──────── Working data

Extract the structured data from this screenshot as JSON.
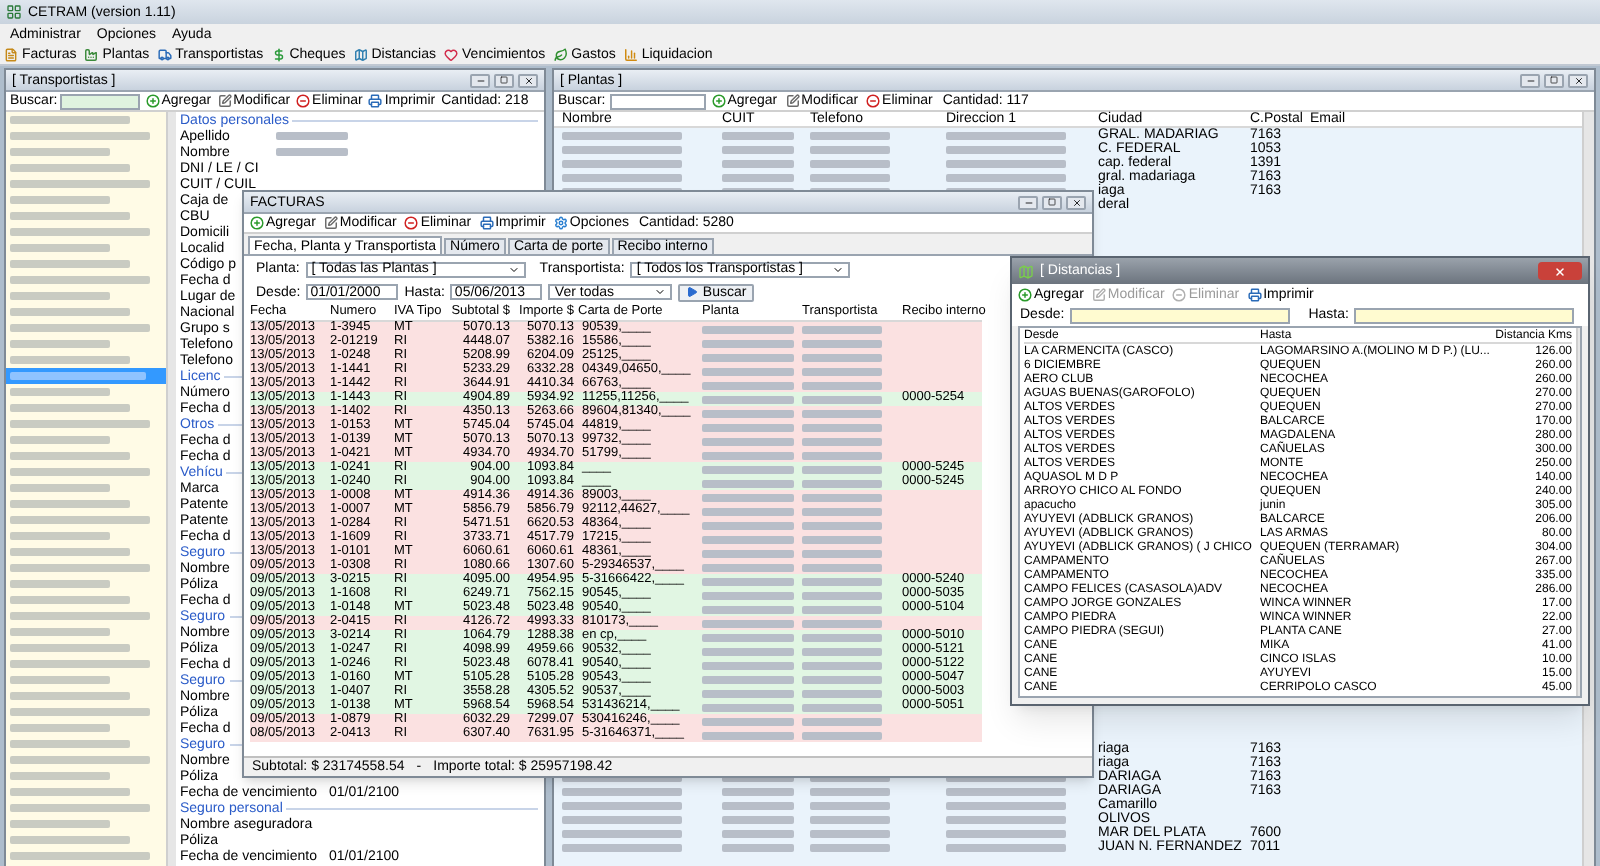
{
  "app": {
    "title": "CETRAM (version 1.11)",
    "menu": [
      "Administrar",
      "Opciones",
      "Ayuda"
    ],
    "toolbar": [
      "Facturas",
      "Plantas",
      "Transportistas",
      "Cheques",
      "Distancias",
      "Vencimientos",
      "Gastos",
      "Liquidacion"
    ]
  },
  "transportistas": {
    "title": "[ Transportistas ]",
    "search_label": "Buscar:",
    "actions": [
      "Agregar",
      "Modificar",
      "Eliminar",
      "Imprimir"
    ],
    "count": "Cantidad: 218",
    "list": [
      {
        "selected": false
      },
      {
        "selected": false
      },
      {
        "selected": false
      },
      {
        "selected": false
      },
      {
        "selected": false
      },
      {
        "selected": false
      },
      {
        "selected": false
      },
      {
        "selected": false
      },
      {
        "selected": false
      },
      {
        "selected": false
      },
      {
        "selected": false
      },
      {
        "selected": false
      },
      {
        "selected": false
      },
      {
        "selected": false
      },
      {
        "selected": false
      },
      {
        "selected": false
      },
      {
        "selected": true
      },
      {
        "selected": false
      },
      {
        "selected": false
      },
      {
        "selected": false
      },
      {
        "selected": false
      },
      {
        "selected": false
      },
      {
        "selected": false
      },
      {
        "selected": false
      },
      {
        "selected": false
      },
      {
        "selected": false
      },
      {
        "selected": false
      },
      {
        "selected": false
      },
      {
        "selected": false
      },
      {
        "selected": false
      },
      {
        "selected": false
      },
      {
        "selected": false
      },
      {
        "selected": false
      },
      {
        "selected": false
      },
      {
        "selected": false
      },
      {
        "selected": false
      },
      {
        "selected": false
      },
      {
        "selected": false
      },
      {
        "selected": false
      },
      {
        "selected": false
      },
      {
        "selected": false
      },
      {
        "selected": false
      },
      {
        "selected": false
      },
      {
        "selected": false
      },
      {
        "selected": false
      },
      {
        "selected": false
      },
      {
        "selected": false
      }
    ],
    "details": [
      {
        "kind": "section",
        "label": "Datos personales"
      },
      {
        "kind": "masked_field",
        "label": "Apellido"
      },
      {
        "kind": "masked_field",
        "label": "Nombre"
      },
      {
        "kind": "field",
        "label": "DNI / LE / CI"
      },
      {
        "kind": "field",
        "label": "CUIT / CUIL"
      },
      {
        "kind": "field",
        "label": "Caja de"
      },
      {
        "kind": "field",
        "label": "CBU"
      },
      {
        "kind": "field",
        "label": "Domicili"
      },
      {
        "kind": "field",
        "label": "Localid"
      },
      {
        "kind": "field",
        "label": "Código p"
      },
      {
        "kind": "field",
        "label": "Fecha d"
      },
      {
        "kind": "field",
        "label": "Lugar de"
      },
      {
        "kind": "field",
        "label": "Nacional"
      },
      {
        "kind": "field",
        "label": "Grupo s"
      },
      {
        "kind": "field",
        "label": "Telefono"
      },
      {
        "kind": "field",
        "label": "Telefono"
      },
      {
        "kind": "section",
        "label": "Licenc"
      },
      {
        "kind": "field",
        "label": "Número"
      },
      {
        "kind": "field",
        "label": "Fecha d"
      },
      {
        "kind": "section",
        "label": "Otros"
      },
      {
        "kind": "field",
        "label": "Fecha d"
      },
      {
        "kind": "field",
        "label": "Fecha d"
      },
      {
        "kind": "section",
        "label": "Vehícu"
      },
      {
        "kind": "field",
        "label": "Marca"
      },
      {
        "kind": "field",
        "label": "Patente"
      },
      {
        "kind": "field",
        "label": "Patente"
      },
      {
        "kind": "field",
        "label": "Fecha d"
      },
      {
        "kind": "section",
        "label": "Seguro"
      },
      {
        "kind": "field",
        "label": "Nombre"
      },
      {
        "kind": "field",
        "label": "Póliza"
      },
      {
        "kind": "field",
        "label": "Fecha d"
      },
      {
        "kind": "section",
        "label": "Seguro"
      },
      {
        "kind": "field",
        "label": "Nombre"
      },
      {
        "kind": "field",
        "label": "Póliza"
      },
      {
        "kind": "field",
        "label": "Fecha d"
      },
      {
        "kind": "section",
        "label": "Seguro"
      },
      {
        "kind": "field",
        "label": "Nombre"
      },
      {
        "kind": "field",
        "label": "Póliza"
      },
      {
        "kind": "field",
        "label": "Fecha d"
      },
      {
        "kind": "section",
        "label": "Seguro"
      },
      {
        "kind": "field",
        "label": "Nombre"
      },
      {
        "kind": "field",
        "label": "Póliza"
      },
      {
        "kind": "field",
        "label": "Fecha de vencimiento",
        "value": "01/01/2100"
      },
      {
        "kind": "section",
        "label": "Seguro personal"
      },
      {
        "kind": "field",
        "label": "Nombre aseguradora"
      },
      {
        "kind": "field",
        "label": "Póliza"
      },
      {
        "kind": "field",
        "label": "Fecha de vencimiento",
        "value": "01/01/2100"
      }
    ]
  },
  "plantas": {
    "title": "[ Plantas ]",
    "search_label": "Buscar:",
    "actions": [
      "Agregar",
      "Modificar",
      "Eliminar"
    ],
    "count": "Cantidad: 117",
    "columns": [
      "Nombre",
      "CUIT",
      "Telefono",
      "Direccion 1",
      "Ciudad",
      "C.Postal",
      "Email"
    ],
    "top_rows": [
      {
        "ciudad": "GRAL. MADARIAG",
        "cp": "7163"
      },
      {
        "ciudad": "C. FEDERAL",
        "cp": "1053"
      },
      {
        "ciudad": "cap. federal",
        "cp": "1391"
      },
      {
        "ciudad": "gral. madariaga",
        "cp": "7163"
      },
      {
        "ciudad": "iaga",
        "cp": "7163"
      },
      {
        "ciudad": "deral"
      }
    ],
    "bottom_rows": [
      {
        "ciudad": "riaga",
        "cp": "7163"
      },
      {
        "ciudad": "riaga",
        "cp": "7163"
      },
      {
        "ciudad": "DARIAGA",
        "cp": "7163"
      },
      {
        "ciudad": "DARIAGA",
        "cp": "7163"
      },
      {
        "ciudad": "Camarillo"
      },
      {
        "ciudad": "OLIVOS"
      },
      {
        "ciudad": "MAR DEL PLATA",
        "cp": "7600"
      },
      {
        "ciudad": "JUAN N. FERNANDEZ",
        "cp": "7011"
      }
    ]
  },
  "facturas": {
    "title": "FACTURAS",
    "actions": [
      "Agregar",
      "Modificar",
      "Eliminar",
      "Imprimir",
      "Opciones"
    ],
    "count": "Cantidad: 5280",
    "tabs": [
      {
        "label": "Fecha, Planta y Transportista",
        "selected": true
      },
      {
        "label": "Número",
        "selected": false
      },
      {
        "label": "Carta de porte",
        "selected": false
      },
      {
        "label": "Recibo interno",
        "selected": false
      }
    ],
    "filters": {
      "planta_label": "Planta:",
      "planta": "[ Todas las Plantas ]",
      "transportista_label": "Transportista:",
      "transportista": "[ Todos los Transportistas ]",
      "desde_label": "Desde:",
      "desde": "01/01/2000",
      "hasta_label": "Hasta:",
      "hasta": "05/06/2013",
      "ver": "Ver todas",
      "buscar": "Buscar"
    },
    "columns": [
      "Fecha",
      "Numero",
      "IVA Tipo",
      "Subtotal $",
      "Importe $",
      "Carta de Porte",
      "Planta",
      "Transportista",
      "Recibo interno"
    ],
    "rows": [
      {
        "fecha": "13/05/2013",
        "numero": "1-3945",
        "iva": "MT",
        "subtotal": "5070.13",
        "importe": "5070.13",
        "carta": "90539,____",
        "color": "#fbe1e1"
      },
      {
        "fecha": "13/05/2013",
        "numero": "2-01219",
        "iva": "RI",
        "subtotal": "4448.07",
        "importe": "5382.16",
        "carta": "15586,____",
        "color": "#fbe1e1"
      },
      {
        "fecha": "13/05/2013",
        "numero": "1-0248",
        "iva": "RI",
        "subtotal": "5208.99",
        "importe": "6204.09",
        "carta": "25125,____",
        "color": "#fbe1e1"
      },
      {
        "fecha": "13/05/2013",
        "numero": "1-1441",
        "iva": "RI",
        "subtotal": "5233.29",
        "importe": "6332.28",
        "carta": "04349,04650,____",
        "color": "#fbe1e1"
      },
      {
        "fecha": "13/05/2013",
        "numero": "1-1442",
        "iva": "RI",
        "subtotal": "3644.91",
        "importe": "4410.34",
        "carta": "66763,____",
        "color": "#fbe1e1"
      },
      {
        "fecha": "13/05/2013",
        "numero": "1-1443",
        "iva": "RI",
        "subtotal": "4904.89",
        "importe": "5934.92",
        "carta": "11255,11256,____",
        "recibo": "0000-5254",
        "color": "#e1f6e3"
      },
      {
        "fecha": "13/05/2013",
        "numero": "1-1402",
        "iva": "RI",
        "subtotal": "4350.13",
        "importe": "5263.66",
        "carta": "89604,81340,____",
        "color": "#fbe1e1"
      },
      {
        "fecha": "13/05/2013",
        "numero": "1-0153",
        "iva": "MT",
        "subtotal": "5745.04",
        "importe": "5745.04",
        "carta": "44819,____",
        "color": "#fbe1e1"
      },
      {
        "fecha": "13/05/2013",
        "numero": "1-0139",
        "iva": "MT",
        "subtotal": "5070.13",
        "importe": "5070.13",
        "carta": "99732,____",
        "color": "#fbe1e1"
      },
      {
        "fecha": "13/05/2013",
        "numero": "1-0421",
        "iva": "MT",
        "subtotal": "4934.70",
        "importe": "4934.70",
        "carta": "51799,____",
        "color": "#fbe1e1"
      },
      {
        "fecha": "13/05/2013",
        "numero": "1-0241",
        "iva": "RI",
        "subtotal": "904.00",
        "importe": "1093.84",
        "carta": "____",
        "recibo": "0000-5245",
        "color": "#e1f6e3"
      },
      {
        "fecha": "13/05/2013",
        "numero": "1-0240",
        "iva": "RI",
        "subtotal": "904.00",
        "importe": "1093.84",
        "carta": "____",
        "recibo": "0000-5245",
        "color": "#e1f6e3"
      },
      {
        "fecha": "13/05/2013",
        "numero": "1-0008",
        "iva": "MT",
        "subtotal": "4914.36",
        "importe": "4914.36",
        "carta": "89003,____",
        "color": "#fbe1e1"
      },
      {
        "fecha": "13/05/2013",
        "numero": "1-0007",
        "iva": "MT",
        "subtotal": "5856.79",
        "importe": "5856.79",
        "carta": "92112,44627,____",
        "color": "#fbe1e1"
      },
      {
        "fecha": "13/05/2013",
        "numero": "1-0284",
        "iva": "RI",
        "subtotal": "5471.51",
        "importe": "6620.53",
        "carta": "48364,____",
        "color": "#fbe1e1"
      },
      {
        "fecha": "13/05/2013",
        "numero": "1-1609",
        "iva": "RI",
        "subtotal": "3733.71",
        "importe": "4517.79",
        "carta": "17215,____",
        "color": "#fbe1e1"
      },
      {
        "fecha": "13/05/2013",
        "numero": "1-0101",
        "iva": "MT",
        "subtotal": "6060.61",
        "importe": "6060.61",
        "carta": "48361,____",
        "color": "#fbe1e1"
      },
      {
        "fecha": "09/05/2013",
        "numero": "1-0308",
        "iva": "RI",
        "subtotal": "1080.66",
        "importe": "1307.60",
        "carta": "5-29346537,____",
        "color": "#fbe1e1"
      },
      {
        "fecha": "09/05/2013",
        "numero": "3-0215",
        "iva": "RI",
        "subtotal": "4095.00",
        "importe": "4954.95",
        "carta": "5-31666422,____",
        "recibo": "0000-5240",
        "color": "#e1f6e3"
      },
      {
        "fecha": "09/05/2013",
        "numero": "1-1608",
        "iva": "RI",
        "subtotal": "6249.71",
        "importe": "7562.15",
        "carta": "90545,____",
        "recibo": "0000-5035",
        "color": "#e1f6e3"
      },
      {
        "fecha": "09/05/2013",
        "numero": "1-0148",
        "iva": "MT",
        "subtotal": "5023.48",
        "importe": "5023.48",
        "carta": "90540,____",
        "recibo": "0000-5104",
        "color": "#e1f6e3"
      },
      {
        "fecha": "09/05/2013",
        "numero": "2-0415",
        "iva": "RI",
        "subtotal": "4126.72",
        "importe": "4993.33",
        "carta": "810173,____",
        "color": "#fbe1e1"
      },
      {
        "fecha": "09/05/2013",
        "numero": "3-0214",
        "iva": "RI",
        "subtotal": "1064.79",
        "importe": "1288.38",
        "carta": "en cp,____",
        "recibo": "0000-5010",
        "color": "#e1f6e3"
      },
      {
        "fecha": "09/05/2013",
        "numero": "1-0247",
        "iva": "RI",
        "subtotal": "4098.99",
        "importe": "4959.66",
        "carta": "90532,____",
        "recibo": "0000-5121",
        "color": "#e1f6e3"
      },
      {
        "fecha": "09/05/2013",
        "numero": "1-0246",
        "iva": "RI",
        "subtotal": "5023.48",
        "importe": "6078.41",
        "carta": "90540,____",
        "recibo": "0000-5122",
        "color": "#e1f6e3"
      },
      {
        "fecha": "09/05/2013",
        "numero": "1-0160",
        "iva": "MT",
        "subtotal": "5105.28",
        "importe": "5105.28",
        "carta": "90543,____",
        "recibo": "0000-5047",
        "color": "#e1f6e3"
      },
      {
        "fecha": "09/05/2013",
        "numero": "1-0407",
        "iva": "RI",
        "subtotal": "3558.28",
        "importe": "4305.52",
        "carta": "90537,____",
        "recibo": "0000-5003",
        "color": "#e1f6e3"
      },
      {
        "fecha": "09/05/2013",
        "numero": "1-0138",
        "iva": "MT",
        "subtotal": "5968.54",
        "importe": "5968.54",
        "carta": "531436214,____",
        "recibo": "0000-5051",
        "color": "#e1f6e3"
      },
      {
        "fecha": "09/05/2013",
        "numero": "1-0879",
        "iva": "RI",
        "subtotal": "6032.29",
        "importe": "7299.07",
        "carta": "530416246,____",
        "color": "#fbe1e1"
      },
      {
        "fecha": "08/05/2013",
        "numero": "2-0413",
        "iva": "RI",
        "subtotal": "6307.40",
        "importe": "7631.95",
        "carta": "5-31646371,____",
        "color": "#fbe1e1"
      }
    ],
    "subtotal": "Subtotal: $ 23174558.54",
    "separator": "-",
    "total": "Importe total: $ 25957198.42"
  },
  "distancias": {
    "title": "[ Distancias ]",
    "actions": [
      {
        "label": "Agregar",
        "disabled": false
      },
      {
        "label": "Modificar",
        "disabled": true
      },
      {
        "label": "Eliminar",
        "disabled": true
      },
      {
        "label": "Imprimir",
        "disabled": false
      }
    ],
    "desde_label": "Desde:",
    "hasta_label": "Hasta:",
    "columns": [
      "Desde",
      "Hasta",
      "Distancia Kms"
    ],
    "rows": [
      [
        "LA CARMENCITA (CASCO)",
        "LAGOMARSINO A.(MOLINO M D P.) (LU...",
        "126.00"
      ],
      [
        "6 DICIEMBRE",
        "QUEQUEN",
        "260.00"
      ],
      [
        "AERO CLUB",
        "NECOCHEA",
        "260.00"
      ],
      [
        "AGUAS BUENAS(GAROFOLO)",
        "QUEQUEN",
        "270.00"
      ],
      [
        "ALTOS VERDES",
        "QUEQUEN",
        "270.00"
      ],
      [
        "ALTOS VERDES",
        "BALCARCE",
        "170.00"
      ],
      [
        "ALTOS VERDES",
        "MAGDALENA",
        "280.00"
      ],
      [
        "ALTOS VERDES",
        "CAÑUELAS",
        "300.00"
      ],
      [
        "ALTOS VERDES",
        "MONTE",
        "250.00"
      ],
      [
        "AQUASOL M D P",
        "NECOCHEA",
        "140.00"
      ],
      [
        "ARROYO CHICO AL FONDO",
        "QUEQUEN",
        "240.00"
      ],
      [
        "apacucho",
        "junin",
        "305.00"
      ],
      [
        "AYUYEVI (ADBLICK GRANOS)",
        "BALCARCE",
        "206.00"
      ],
      [
        "AYUYEVI (ADBLICK GRANOS)",
        "LAS ARMAS",
        "80.00"
      ],
      [
        "AYUYEVI (ADBLICK GRANOS) ( J CHICO",
        "QUEQUEN (TERRAMAR)",
        "304.00"
      ],
      [
        "CAMPAMENTO",
        "CAÑUELAS",
        "267.00"
      ],
      [
        "CAMPAMENTO",
        "NECOCHEA",
        "335.00"
      ],
      [
        "CAMPO FELICES (CASASOLA)ADV",
        "NECOCHEA",
        "286.00"
      ],
      [
        "CAMPO JORGE GONZALES",
        "WINCA WINNER",
        "17.00"
      ],
      [
        "CAMPO PIEDRA",
        "WINCA WINNER",
        "22.00"
      ],
      [
        "CAMPO PIEDRA (SEGUI)",
        "PLANTA CANE",
        "27.00"
      ],
      [
        "CANE",
        "MIKA",
        "41.00"
      ],
      [
        "CANE",
        "CINCO ISLAS",
        "10.00"
      ],
      [
        "CANE",
        "AYUYEVI",
        "15.00"
      ],
      [
        "CANE",
        "CERRIPOLO CASCO",
        "45.00"
      ]
    ]
  }
}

────────────────

Using the records above, pull out each line where the word "Eliminar" occurs.

      "Eliminar",
      "Eliminar"
      "Eliminar",
        "label": "Eliminar",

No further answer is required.